_DIRECTIVE_: Count how many lines hold the string "item", and give only that number.

-=-=-

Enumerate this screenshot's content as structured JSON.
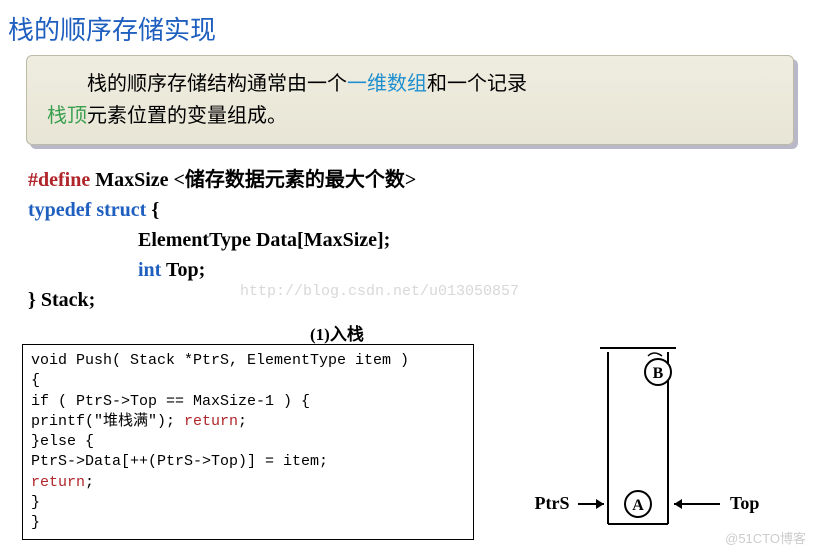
{
  "title": "栈的顺序存储实现",
  "note": {
    "pre1": "栈的顺序存储结构通常由一个",
    "blue1": "一维数组",
    "mid1": "和一个记录",
    "green1": "栈顶",
    "post1": "元素位置的变量组成。"
  },
  "decl": {
    "define_kw": "#define",
    "define_rest": " MaxSize  <储存数据元素的最大个数>",
    "typedef_kw": "typedef",
    "struct_kw": " struct",
    "brace_open": " {",
    "field1": "ElementType Data[MaxSize];",
    "int_kw": "int",
    "top_field": " Top;",
    "close": "} Stack;"
  },
  "section1": "(1)入栈",
  "code": {
    "l1": "void Push( Stack *PtrS, ElementType item )",
    "l2": "{",
    "l3": "    if ( PtrS->Top == MaxSize-1 ) {",
    "l4a": "        printf(\"堆栈满\");  ",
    "l4b": "return",
    "l4c": ";",
    "l5": "    }else {",
    "l6": "        PtrS->Data[++(PtrS->Top)] = item;",
    "l7a": "        ",
    "l7b": "return",
    "l7c": ";",
    "l8": "    }",
    "l9": "}"
  },
  "diagram": {
    "labelB": "B",
    "labelA": "A",
    "ptrs": "PtrS",
    "top": "Top"
  },
  "wm_url": "http://blog.csdn.net/u013050857",
  "wm_bottom": "@51CTO博客"
}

-=-=-

_ANSWER_: 2